Start of Supplied data

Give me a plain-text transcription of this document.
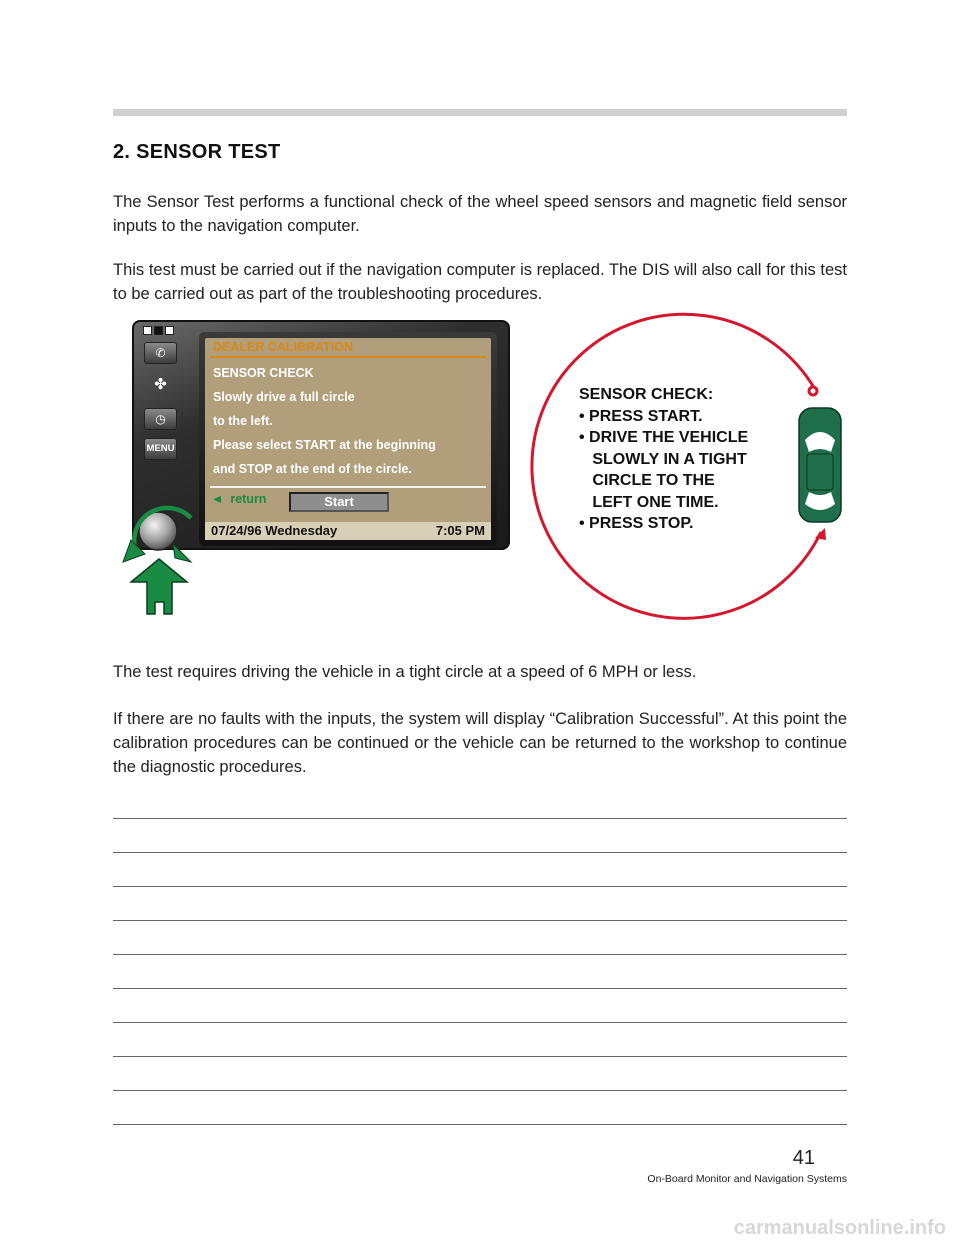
2. SENSOR TEST

The Sensor Test performs a functional check of the wheel speed sensors and magnetic field sensor inputs to the navigation computer.

This test must be carried out if the navigation computer is replaced. The DIS will also call for this test to be carried out as part of the troubleshooting procedures.

✆
✤
◷
MENU
DEALER CALIBRATION
SENSOR CHECK
Slowly drive a full circle
to the left.
Please select START at the beginning
and STOP at the end of the circle.
◄ return	Start
07/24/96 Wednesday	7:05 PM
SENSOR CHECK:
• PRESS START.
• DRIVE THE VEHICLE
SLOWLY IN A TIGHT
CIRCLE TO THE
LEFT ONE TIME.
• PRESS STOP.

The test requires driving the vehicle in a tight circle at a speed of 6 MPH or less.

If there are no faults with the inputs, the system will display “Calibration Successful”. At this point the calibration procedures can be continued or the vehicle can be returned to the workshop to continue the diagnostic procedures.

41
On-Board Monitor and Navigation Systems
carmanualsonline.info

End of Supplied data

◆ **What this task involves**: Which lines contain "will"? Copy each of them out.

◆ **Response to this task**:
This test must be carried out if the navigation computer is replaced. The DIS will also call for this test to be carried out as part of the troubleshooting procedures.
If there are no faults with the inputs, the system will display “Calibration Successful”. At this point the calibration procedures can be continued or the vehicle can be returned to the workshop to continue the diagnostic procedures.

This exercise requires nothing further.